-- START OF EXERCISE MATERIAL --

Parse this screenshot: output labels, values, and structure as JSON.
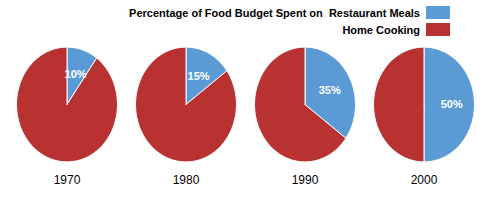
{
  "chart_data": {
    "type": "pie",
    "categories": [
      "1970",
      "1980",
      "1990",
      "2000"
    ],
    "series": [
      {
        "name": "Percentage of Food Budget Spent on  Restaurant Meals",
        "color": "#5B9BD5",
        "values": [
          10,
          15,
          35,
          50
        ],
        "value_labels": [
          "10%",
          "15%",
          "35%",
          "50%"
        ]
      },
      {
        "name": "Home Cooking",
        "color": "#B83232",
        "values": [
          90,
          85,
          65,
          50
        ]
      }
    ],
    "legend": "upper right"
  }
}
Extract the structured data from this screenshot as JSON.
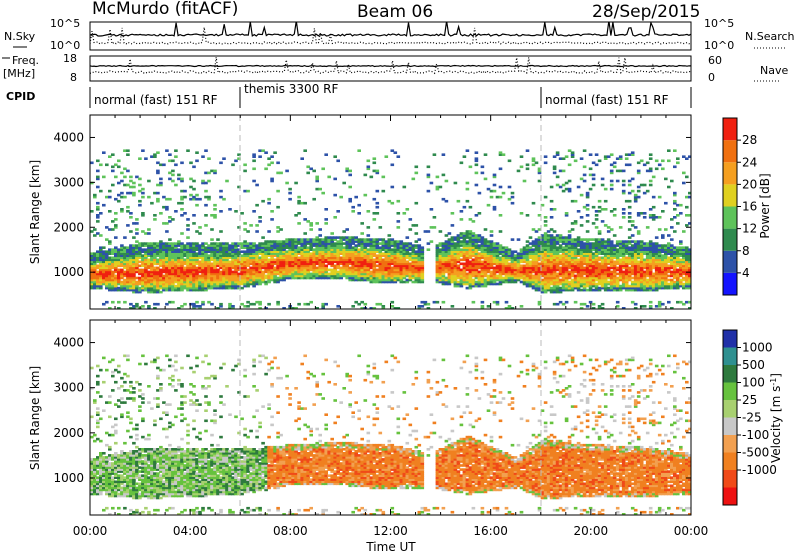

-- END OF EXERCISE MATERIAL --

SHORT PROBLEM — Images do not belong in the copy; reproduce all other parts of the records above verbatim.

ANSWER TO THE TASK —
Parse this screenshot: output labels, values, and structure as JSON.
{
  "chart_data": {
    "type": "pie",
    "categories": [
      "1970",
      "1980",
      "1990",
      "2000"
    ],
    "series": [
      {
        "name": "Percentage of Food Budget Spent on  Restaurant Meals",
        "color": "#5B9BD5",
        "values": [
          10,
          15,
          35,
          50
        ],
        "value_labels": [
          "10%",
          "15%",
          "35%",
          "50%"
        ]
      },
      {
        "name": "Home Cooking",
        "color": "#B83232",
        "values": [
          90,
          85,
          65,
          50
        ]
      }
    ],
    "legend": "upper right"
  }
}
Extract the structured data from this screenshot as JSON.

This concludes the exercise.